(DATASET):
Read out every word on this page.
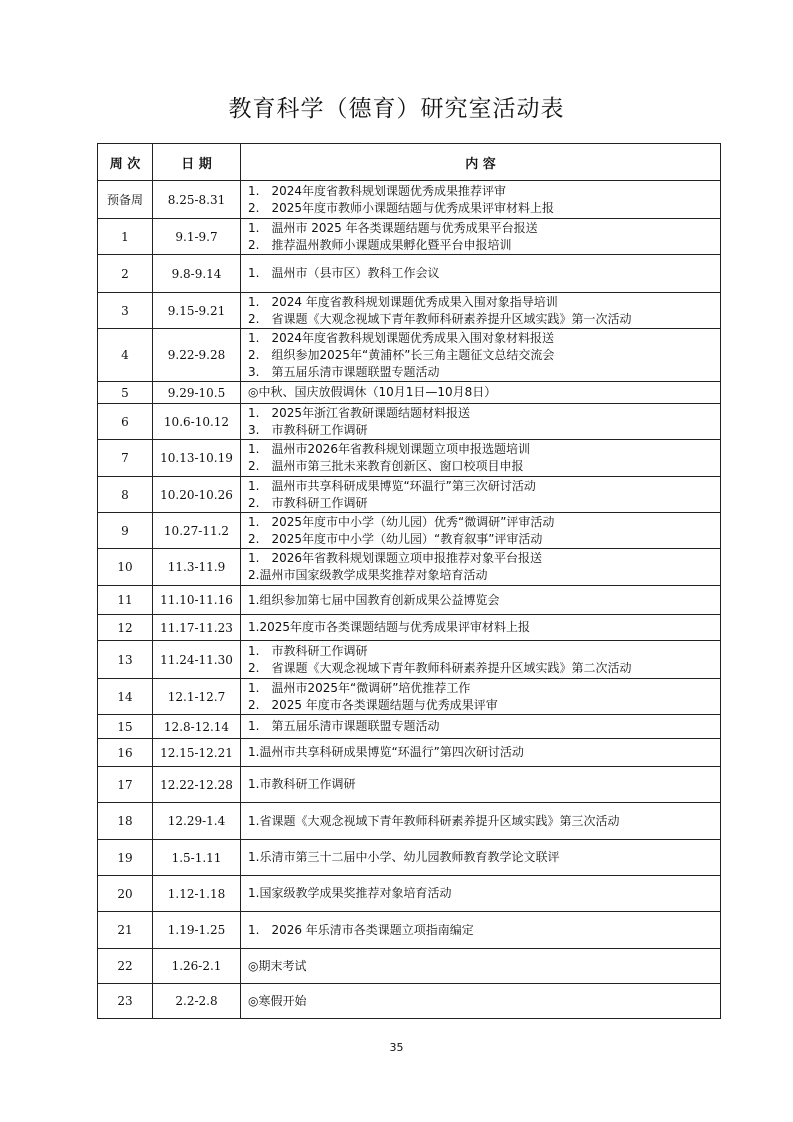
教育科学（德育）研究室活动表
周 次	日 期	内 容
预备周	8.25-8.31	1.　2024年度省教科规划课题优秀成果推荐评审
2.　2025年度市教师小课题结题与优秀成果评审材料上报

1	9.1-9.7	1.　温州市 2025 年各类课题结题与优秀成果平台报送
2.　推荐温州教师小课题成果孵化暨平台申报培训

2	9.8-9.14	1.　温州市（县市区）教科工作会议

3	9.15-9.21	1.　2024 年度省教科规划课题优秀成果入围对象指导培训
2.　省课题《大观念视域下青年教师科研素养提升区域实践》第一次活动

4	9.22-9.28	1.　2024年度省教科规划课题优秀成果入围对象材料报送
2.　组织参加2025年“黄浦杯”长三角主题征文总结交流会
3.　第五届乐清市课题联盟专题活动

5	9.29-10.5	◎中秋、国庆放假调休（10月1日—10月8日）

6	10.6-10.12	1.　2025年浙江省教研课题结题材料报送
3.　市教科研工作调研

7	10.13-10.19	1.　温州市2026年省教科规划课题立项申报选题培训
2.　温州市第三批未来教育创新区、窗口校项目申报

8	10.20-10.26	1.　温州市共享科研成果博览“环温行”第三次研讨活动
2.　市教科研工作调研

9	10.27-11.2	1.　2025年度市中小学（幼儿园）优秀“微调研”评审活动
2.　2025年度市中小学（幼儿园）“教育叙事”评审活动

10	11.3-11.9	1.　2026年省教科规划课题立项申报推荐对象平台报送
2.温州市国家级教学成果奖推荐对象培育活动

11	11.10-11.16	1.组织参加第七届中国教育创新成果公益博览会

12	11.17-11.23	1.2025年度市各类课题结题与优秀成果评审材料上报

13	11.24-11.30	1.　市教科研工作调研
2.　省课题《大观念视域下青年教师科研素养提升区域实践》第二次活动

14	12.1-12.7	1.　温州市2025年“微调研”培优推荐工作
2.　2025 年度市各类课题结题与优秀成果评审

15	12.8-12.14	1.　第五届乐清市课题联盟专题活动

16	12.15-12.21	1.温州市共享科研成果博览“环温行”第四次研讨活动

17	12.22-12.28	1.市教科研工作调研

18	12.29-1.4	1.省课题《大观念视域下青年教师科研素养提升区域实践》第三次活动

19	1.5-1.11	1.乐清市第三十二届中小学、幼儿园教师教育教学论文联评

20	1.12-1.18	1.国家级教学成果奖推荐对象培育活动

21	1.19-1.25	1.　2026 年乐清市各类课题立项指南编定

22	1.26-2.1	◎期末考试

23	2.2-2.8	◎寒假开始
35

(WRITTEN EXERCISE): Find the lines of the material that hold the word "市教科研工作调研" and report their count alone.

(OUTPUT): 4